## START The input

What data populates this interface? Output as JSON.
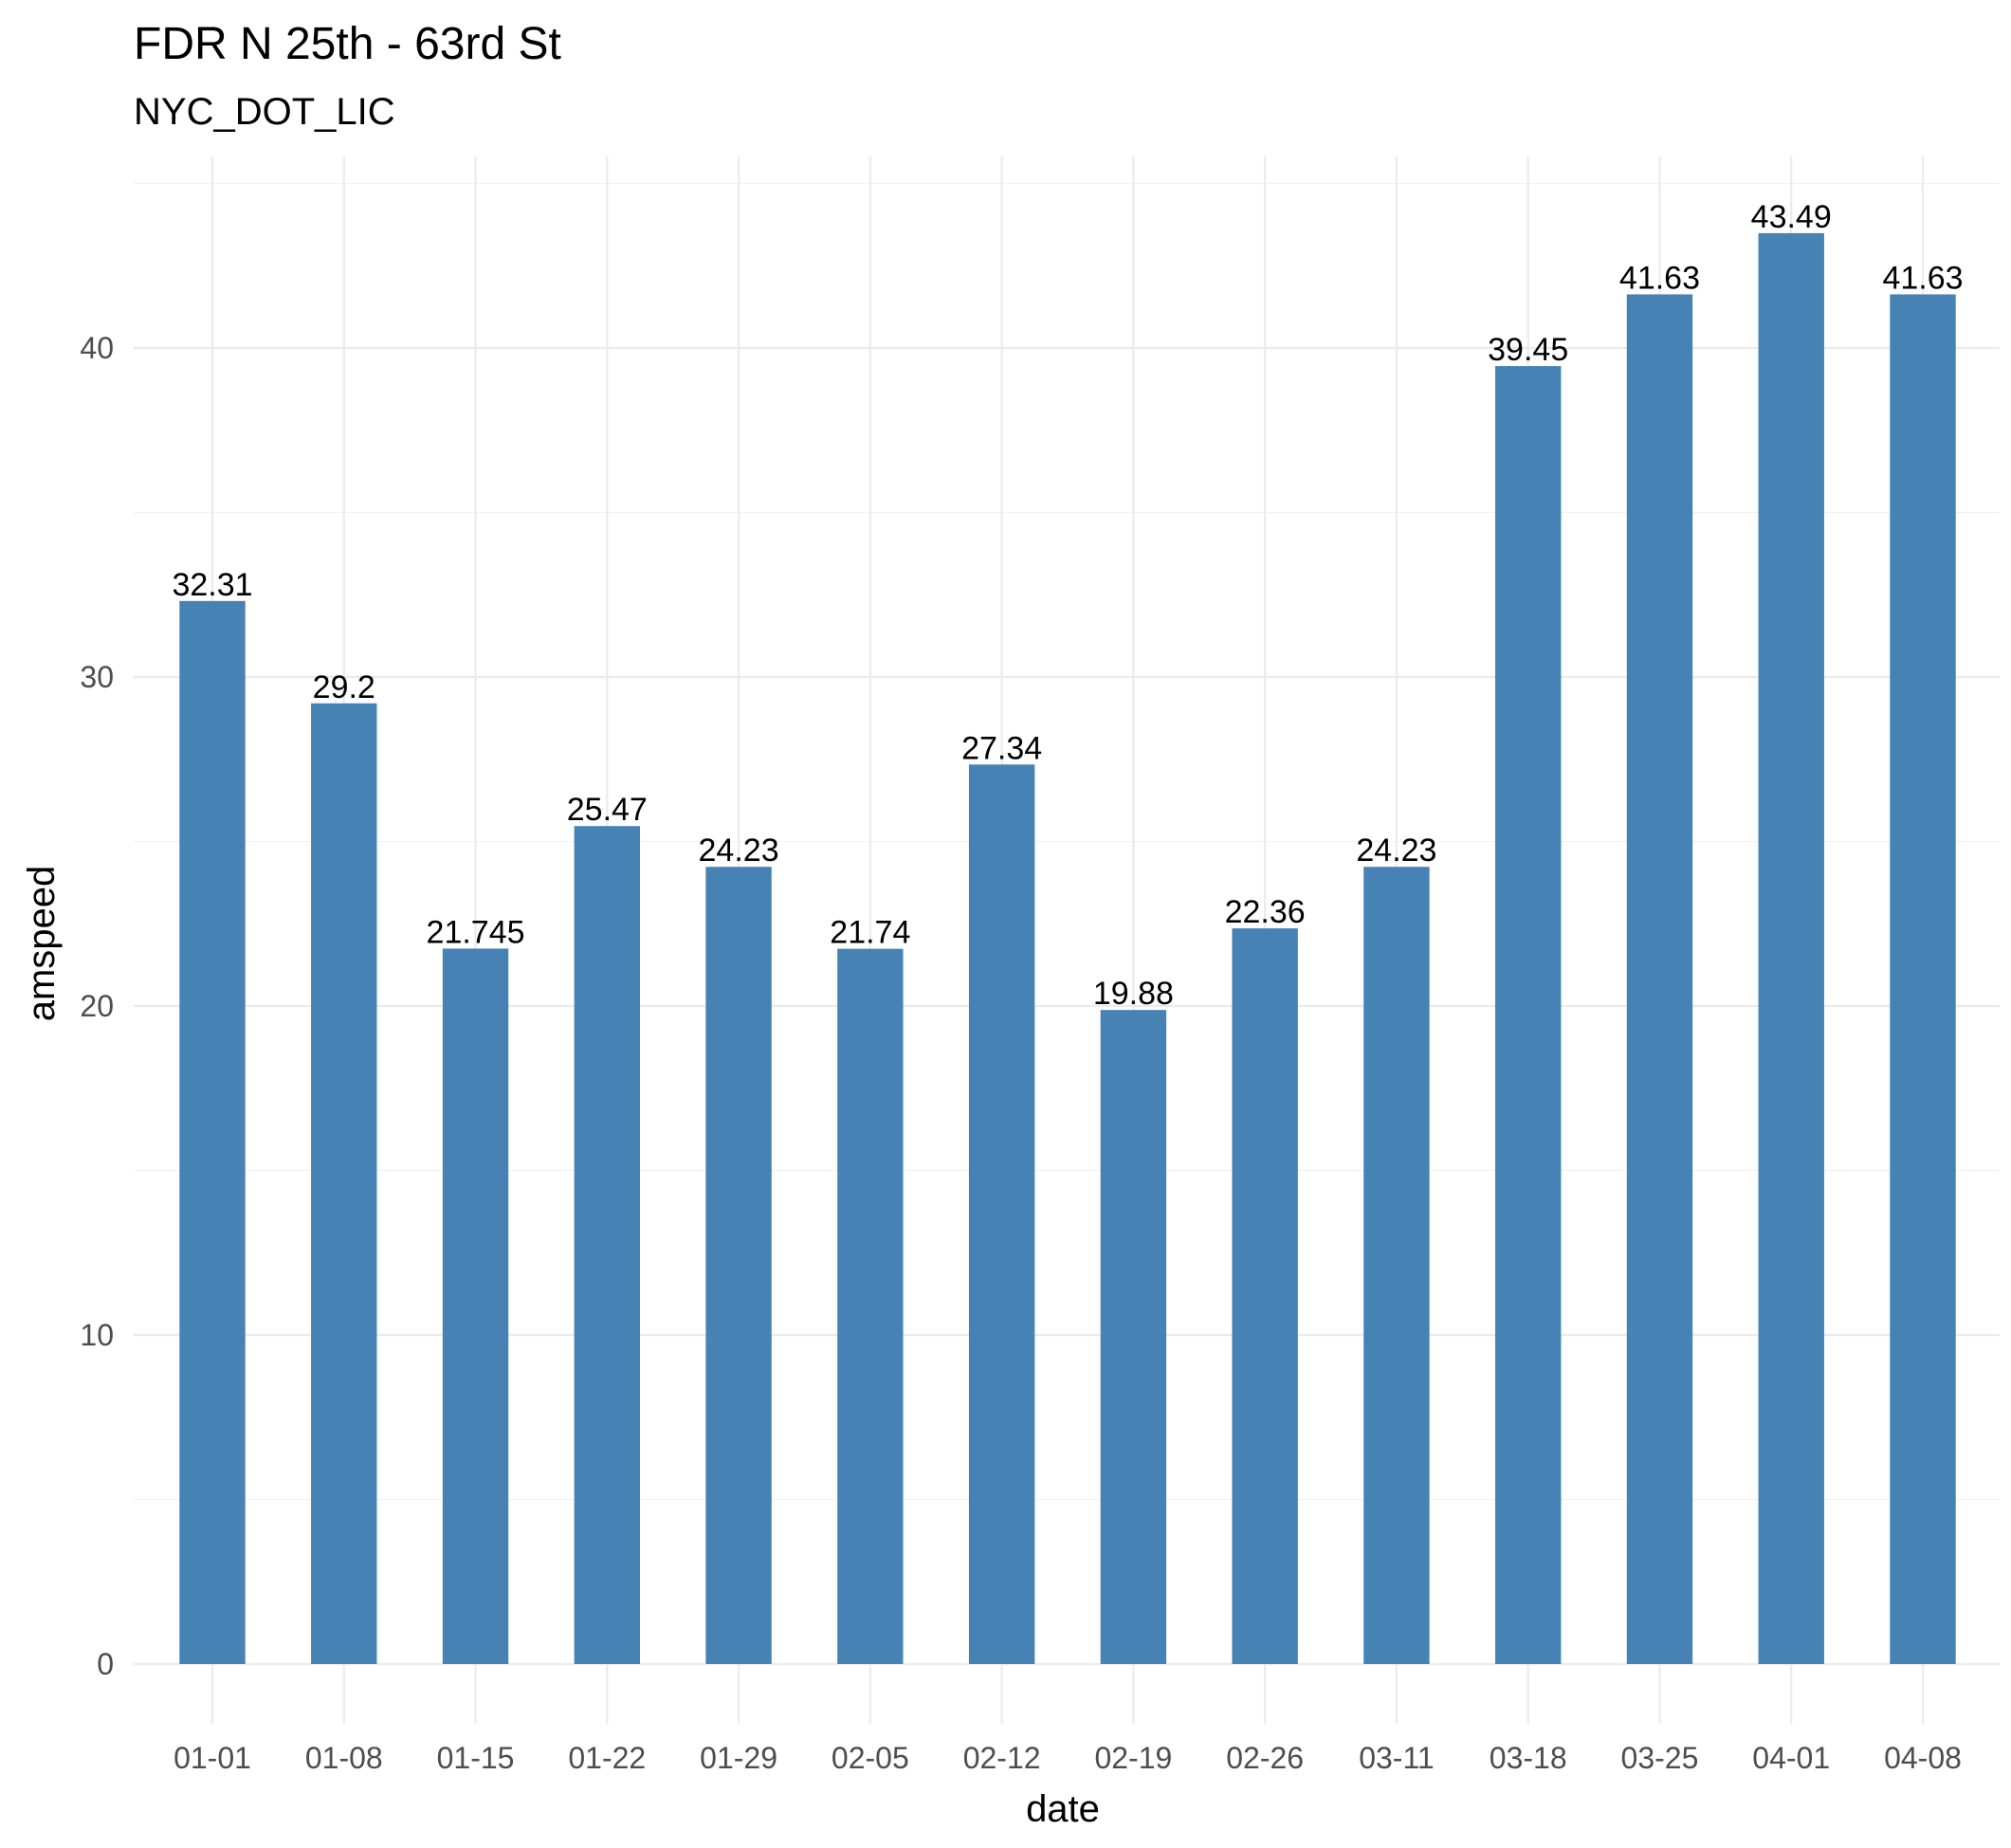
{
  "chart_data": {
    "type": "bar",
    "title": "FDR N 25th - 63rd St",
    "subtitle": "NYC_DOT_LIC",
    "xlabel": "date",
    "ylabel": "amspeed",
    "categories": [
      "01-01",
      "01-08",
      "01-15",
      "01-22",
      "01-29",
      "02-05",
      "02-12",
      "02-19",
      "02-26",
      "03-11",
      "03-18",
      "03-25",
      "04-01",
      "04-08"
    ],
    "values": [
      32.31,
      29.2,
      21.745,
      25.47,
      24.23,
      21.74,
      27.34,
      19.88,
      22.36,
      24.23,
      39.45,
      41.63,
      43.49,
      41.63
    ],
    "value_labels": [
      "32.31",
      "29.2",
      "21.745",
      "25.47",
      "24.23",
      "21.74",
      "27.34",
      "19.88",
      "22.36",
      "24.23",
      "39.45",
      "41.63",
      "43.49",
      "41.63"
    ],
    "yticks": [
      0,
      10,
      20,
      30,
      40
    ],
    "ylim": [
      0,
      45.5
    ],
    "grid": true,
    "bar_color": "#4682B4"
  }
}
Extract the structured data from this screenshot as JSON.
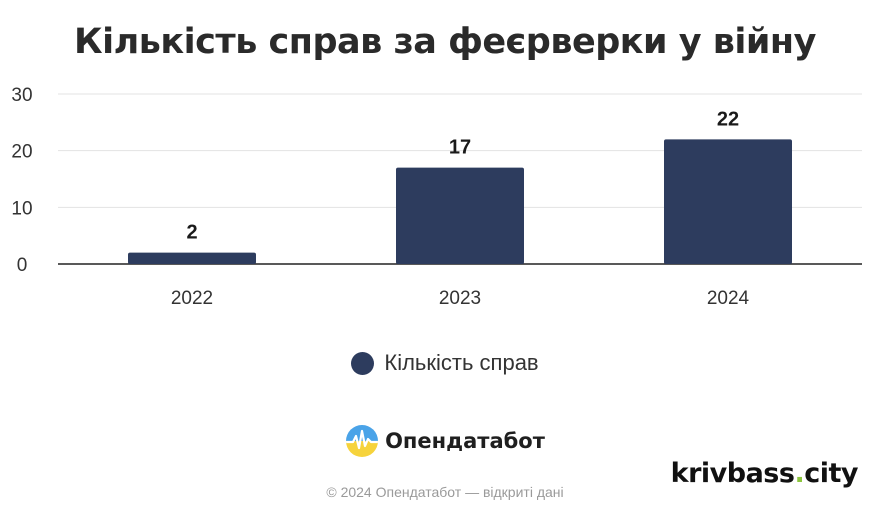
{
  "chart_data": {
    "type": "bar",
    "title": "Кількість справ за феєрверки у війну",
    "categories": [
      "2022",
      "2023",
      "2024"
    ],
    "series": [
      {
        "name": "Кількість справ",
        "values": [
          2,
          17,
          22
        ],
        "color": "#2d3c5e"
      }
    ],
    "data_labels": [
      "2",
      "17",
      "22"
    ],
    "y_ticks": [
      "0",
      "10",
      "20",
      "30"
    ],
    "ylim": [
      0,
      30
    ],
    "grid": true,
    "legend_position": "bottom"
  },
  "branding": {
    "logo_name": "Опендатабот",
    "logo_icon": "opendatabot-logo-icon",
    "footer": "© 2024 Опендатабот — відкриті дані",
    "watermark_left": "krivbass",
    "watermark_dot": ".",
    "watermark_right": "city"
  },
  "colors": {
    "bar": "#2d3c5e",
    "grid": "#e3e3e3",
    "watermark_dot": "#8dc63f"
  }
}
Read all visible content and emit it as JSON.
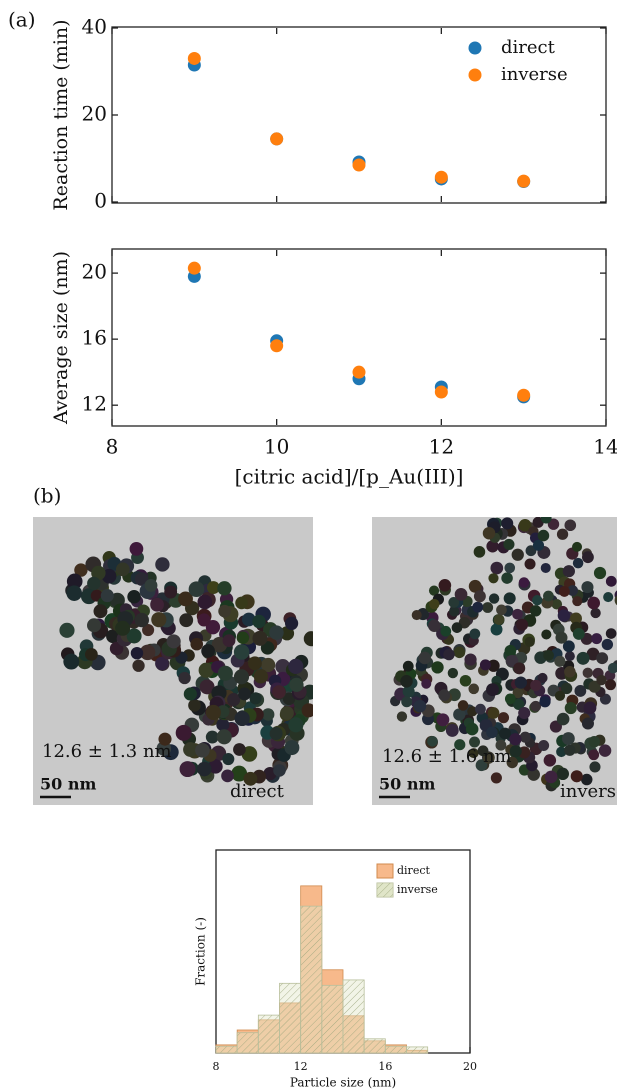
{
  "panel_labels": [
    "(a)",
    "(b)"
  ],
  "chart_data": [
    {
      "type": "scatter",
      "ylabel": "Reaction time (min)",
      "x": [
        9,
        10,
        11,
        12,
        13
      ],
      "series": [
        {
          "name": "direct",
          "color": "#1f77b4",
          "values": [
            31.5,
            14.5,
            9.2,
            5.3,
            4.7
          ]
        },
        {
          "name": "inverse",
          "color": "#ff7f0e",
          "values": [
            33,
            14.5,
            8.5,
            5.7,
            4.8
          ]
        }
      ],
      "xlim": [
        8,
        14
      ],
      "xticks": [
        8,
        10,
        12,
        14
      ],
      "ylim": [
        0,
        40
      ],
      "yticks": [
        0,
        20,
        40
      ],
      "legend": "upper right"
    },
    {
      "type": "scatter",
      "ylabel": "Average size (nm)",
      "xlabel": "[citric acid]/[p_Au(III)]",
      "x": [
        9,
        10,
        11,
        12,
        13
      ],
      "series": [
        {
          "name": "direct",
          "color": "#1f77b4",
          "values": [
            19.8,
            15.9,
            13.6,
            13.1,
            12.5
          ]
        },
        {
          "name": "inverse",
          "color": "#ff7f0e",
          "values": [
            20.3,
            15.6,
            14.0,
            12.8,
            12.6
          ]
        }
      ],
      "xlim": [
        8,
        14
      ],
      "xticks": [
        8,
        10,
        12,
        14
      ],
      "ylim": [
        10.8,
        21.4
      ],
      "yticks": [
        12,
        16,
        20
      ]
    },
    {
      "type": "histogram",
      "xlabel": "Particle size (nm)",
      "ylabel": "Fraction (-)",
      "bins": [
        8,
        9,
        10,
        11,
        12,
        13,
        14,
        15,
        16,
        17,
        18
      ],
      "series": [
        {
          "name": "direct",
          "color": "#f7b98b",
          "values": [
            0.012,
            0.034,
            0.049,
            0.074,
            0.247,
            0.123,
            0.055,
            0.018,
            0.012,
            0.004
          ]
        },
        {
          "name": "inverse",
          "color": "#dfe4c6",
          "values": [
            0.01,
            0.03,
            0.056,
            0.103,
            0.217,
            0.1,
            0.108,
            0.021,
            0.01,
            0.009
          ]
        }
      ],
      "xlim": [
        8,
        20
      ],
      "xticks": [
        8,
        12,
        16,
        20
      ],
      "ylim": [
        0,
        0.3
      ],
      "legend": "upper right"
    }
  ],
  "images": [
    {
      "caption": "12.6 ± 1.3 nm",
      "scale_bar": "50 nm",
      "label": "direct"
    },
    {
      "caption": "12.6 ± 1.6 nm",
      "scale_bar": "50 nm",
      "label": "inverse"
    }
  ]
}
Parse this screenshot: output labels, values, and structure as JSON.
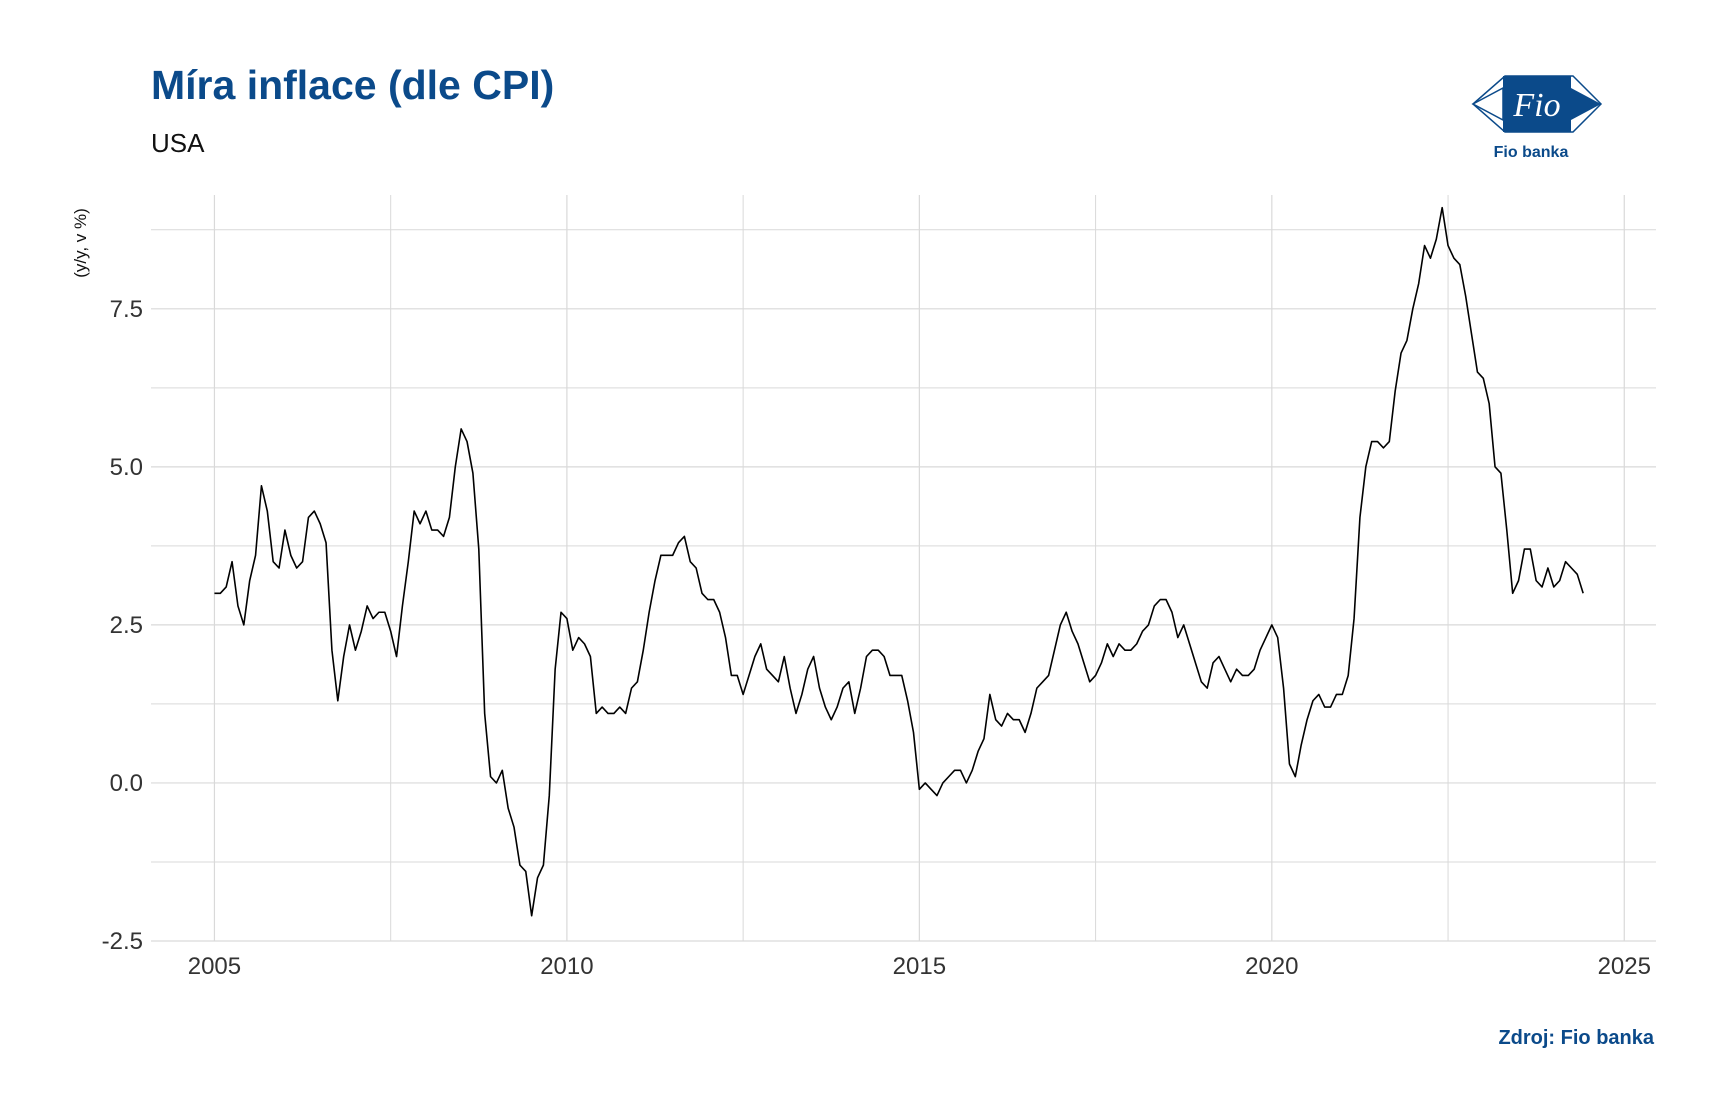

## END The input

### Task to carry out
Every line above should be returned word for word, with the pictures left behind.

### Exercise solution
What data populates this interface? Output as JSON.
{
  "chart_data": {
    "type": "bar",
    "title": "FDR N 25th - 63rd St",
    "subtitle": "NYC_DOT_LIC",
    "xlabel": "date",
    "ylabel": "amspeed",
    "categories": [
      "01-01",
      "01-08",
      "01-15",
      "01-22",
      "01-29",
      "02-05",
      "02-12",
      "02-19",
      "02-26",
      "03-11",
      "03-18",
      "03-25",
      "04-01",
      "04-08"
    ],
    "values": [
      32.31,
      29.2,
      21.745,
      25.47,
      24.23,
      21.74,
      27.34,
      19.88,
      22.36,
      24.23,
      39.45,
      41.63,
      43.49,
      41.63
    ],
    "value_labels": [
      "32.31",
      "29.2",
      "21.745",
      "25.47",
      "24.23",
      "21.74",
      "27.34",
      "19.88",
      "22.36",
      "24.23",
      "39.45",
      "41.63",
      "43.49",
      "41.63"
    ],
    "yticks": [
      0,
      10,
      20,
      30,
      40
    ],
    "ylim": [
      0,
      45.5
    ],
    "grid": true,
    "bar_color": "#4682B4"
  }
}
Extract the structured data from this screenshot as JSON.
{
  "chart_data": {
    "type": "bar",
    "title": "Кількість справ за феєрверки у війну",
    "categories": [
      "2022",
      "2023",
      "2024"
    ],
    "series": [
      {
        "name": "Кількість справ",
        "values": [
          2,
          17,
          22
        ],
        "color": "#2d3c5e"
      }
    ],
    "data_labels": [
      "2",
      "17",
      "22"
    ],
    "y_ticks": [
      "0",
      "10",
      "20",
      "30"
    ],
    "ylim": [
      0,
      30
    ],
    "grid": true,
    "legend_position": "bottom"
  },
  "branding": {
    "logo_name": "Опендатабот",
    "logo_icon": "opendatabot-logo-icon",
    "footer": "© 2024 Опендатабот — відкриті дані",
    "watermark_left": "krivbass",
    "watermark_dot": ".",
    "watermark_right": "city"
  },
  "colors": {
    "bar": "#2d3c5e",
    "grid": "#e3e3e3",
    "watermark_dot": "#8dc63f"
  }
}
Read all visible content and emit it as JSON.
{
  "panel_labels": [
    "(a)",
    "(b)"
  ],
  "chart_data": [
    {
      "type": "scatter",
      "ylabel": "Reaction time (min)",
      "x": [
        9,
        10,
        11,
        12,
        13
      ],
      "series": [
        {
          "name": "direct",
          "color": "#1f77b4",
          "values": [
            31.5,
            14.5,
            9.2,
            5.3,
            4.7
          ]
        },
        {
          "name": "inverse",
          "color": "#ff7f0e",
          "values": [
            33,
            14.5,
            8.5,
            5.7,
            4.8
          ]
        }
      ],
      "xlim": [
        8,
        14
      ],
      "xticks": [
        8,
        10,
        12,
        14
      ],
      "ylim": [
        0,
        40
      ],
      "yticks": [
        0,
        20,
        40
      ],
      "legend": "upper right"
    },
    {
      "type": "scatter",
      "ylabel": "Average size (nm)",
      "xlabel": "[citric acid]/[p_Au(III)]",
      "x": [
        9,
        10,
        11,
        12,
        13
      ],
      "series": [
        {
          "name": "direct",
          "color": "#1f77b4",
          "values": [
            19.8,
            15.9,
            13.6,
            13.1,
            12.5
          ]
        },
        {
          "name": "inverse",
          "color": "#ff7f0e",
          "values": [
            20.3,
            15.6,
            14.0,
            12.8,
            12.6
          ]
        }
      ],
      "xlim": [
        8,
        14
      ],
      "xticks": [
        8,
        10,
        12,
        14
      ],
      "ylim": [
        10.8,
        21.4
      ],
      "yticks": [
        12,
        16,
        20
      ]
    },
    {
      "type": "histogram",
      "xlabel": "Particle size (nm)",
      "ylabel": "Fraction (-)",
      "bins": [
        8,
        9,
        10,
        11,
        12,
        13,
        14,
        15,
        16,
        17,
        18
      ],
      "series": [
        {
          "name": "direct",
          "color": "#f7b98b",
          "values": [
            0.012,
            0.034,
            0.049,
            0.074,
            0.247,
            0.123,
            0.055,
            0.018,
            0.012,
            0.004
          ]
        },
        {
          "name": "inverse",
          "color": "#dfe4c6",
          "values": [
            0.01,
            0.03,
            0.056,
            0.103,
            0.217,
            0.1,
            0.108,
            0.021,
            0.01,
            0.009
          ]
        }
      ],
      "xlim": [
        8,
        20
      ],
      "xticks": [
        8,
        12,
        16,
        20
      ],
      "ylim": [
        0,
        0.3
      ],
      "legend": "upper right"
    }
  ],
  "images": [
    {
      "caption": "12.6 ± 1.3 nm",
      "scale_bar": "50 nm",
      "label": "direct"
    },
    {
      "caption": "12.6 ± 1.6 nm",
      "scale_bar": "50 nm",
      "label": "inverse"
    }
  ]
}
Parse this screenshot: output labels, values, and structure as JSON.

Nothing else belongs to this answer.